→ **REQUIREMENT**
Please read the records below and return each line holding the string "Ministry".

→ **MATERIAL FOR THIS EXERCISE**
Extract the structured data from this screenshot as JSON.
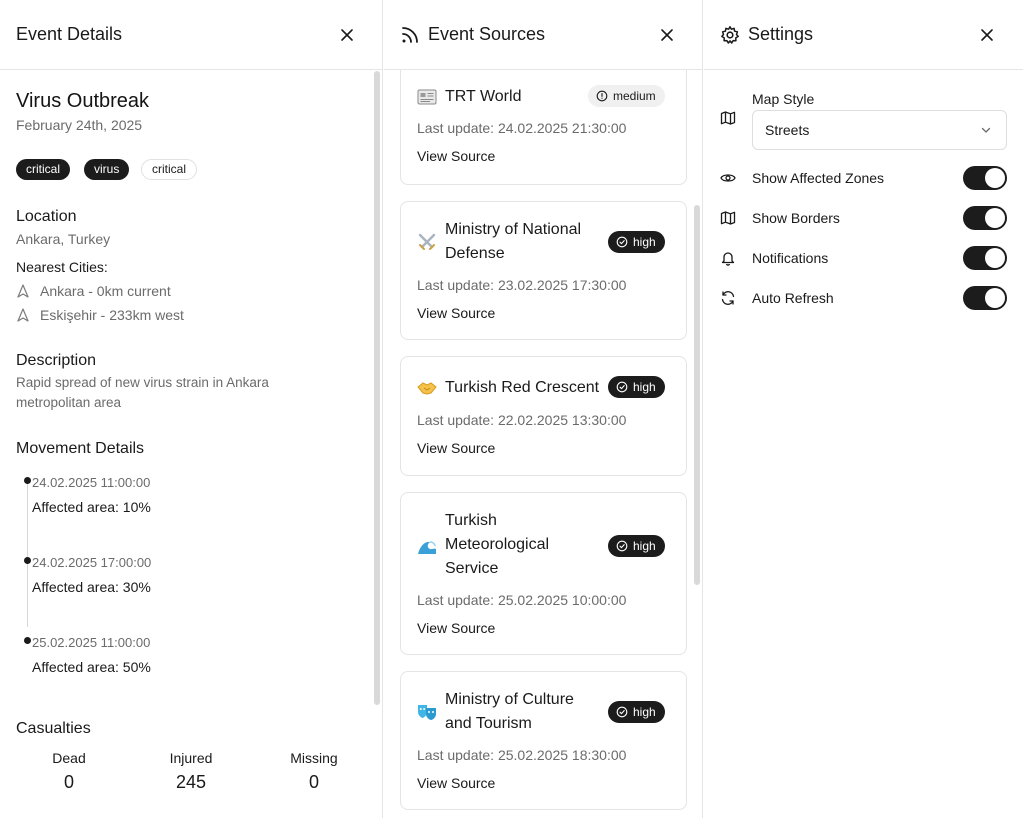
{
  "event_details": {
    "header": "Event Details",
    "title": "Virus Outbreak",
    "date": "February 24th, 2025",
    "tags": [
      "critical",
      "virus",
      "critical"
    ],
    "location_heading": "Location",
    "location": "Ankara, Turkey",
    "nearest_heading": "Nearest Cities:",
    "nearest_cities": [
      "Ankara - 0km current",
      "Eskişehir - 233km west"
    ],
    "description_heading": "Description",
    "description": [
      "Rapid spread of new virus strain in Ankara",
      "metropolitan area"
    ],
    "movement_heading": "Movement Details",
    "movements": [
      {
        "time": "24.02.2025 11:00:00",
        "value": "Affected area: 10%"
      },
      {
        "time": "24.02.2025 17:00:00",
        "value": "Affected area: 30%"
      },
      {
        "time": "25.02.2025 11:00:00",
        "value": "Affected area: 50%"
      }
    ],
    "casualties_heading": "Casualties",
    "casualties": [
      {
        "label": "Dead",
        "value": "0"
      },
      {
        "label": "Injured",
        "value": "245"
      },
      {
        "label": "Missing",
        "value": "0"
      }
    ]
  },
  "event_sources": {
    "header": "Event Sources",
    "link_label": "View Source",
    "sources": [
      {
        "title": "TRT World",
        "badge": "medium",
        "updated": "Last update: 24.02.2025 21:30:00",
        "icon": "newspaper-icon"
      },
      {
        "title_lines": [
          "Ministry of National",
          "Defense"
        ],
        "badge": "high",
        "updated": "Last update: 23.02.2025 17:30:00",
        "icon": "crossed-swords-icon"
      },
      {
        "title": "Turkish Red Crescent",
        "badge": "high",
        "updated": "Last update: 22.02.2025 13:30:00",
        "icon": "handshake-icon"
      },
      {
        "title_lines": [
          "Turkish",
          "Meteorological",
          "Service"
        ],
        "badge": "high",
        "updated": "Last update: 25.02.2025 10:00:00",
        "icon": "wave-icon"
      },
      {
        "title_lines": [
          "Ministry of Culture",
          "and Tourism"
        ],
        "badge": "high",
        "updated": "Last update: 25.02.2025 18:30:00",
        "icon": "theater-masks-icon"
      }
    ]
  },
  "settings": {
    "header": "Settings",
    "map_style_label": "Map Style",
    "map_style_value": "Streets",
    "toggles": [
      {
        "label": "Show Affected Zones",
        "on": true,
        "icon": "eye-icon"
      },
      {
        "label": "Show Borders",
        "on": true,
        "icon": "map-icon"
      },
      {
        "label": "Notifications",
        "on": true,
        "icon": "bell-icon"
      },
      {
        "label": "Auto Refresh",
        "on": true,
        "icon": "refresh-icon"
      }
    ]
  }
}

→ **THE COMPLETED TASK**
          "Ministry of National",
          "Ministry of Culture",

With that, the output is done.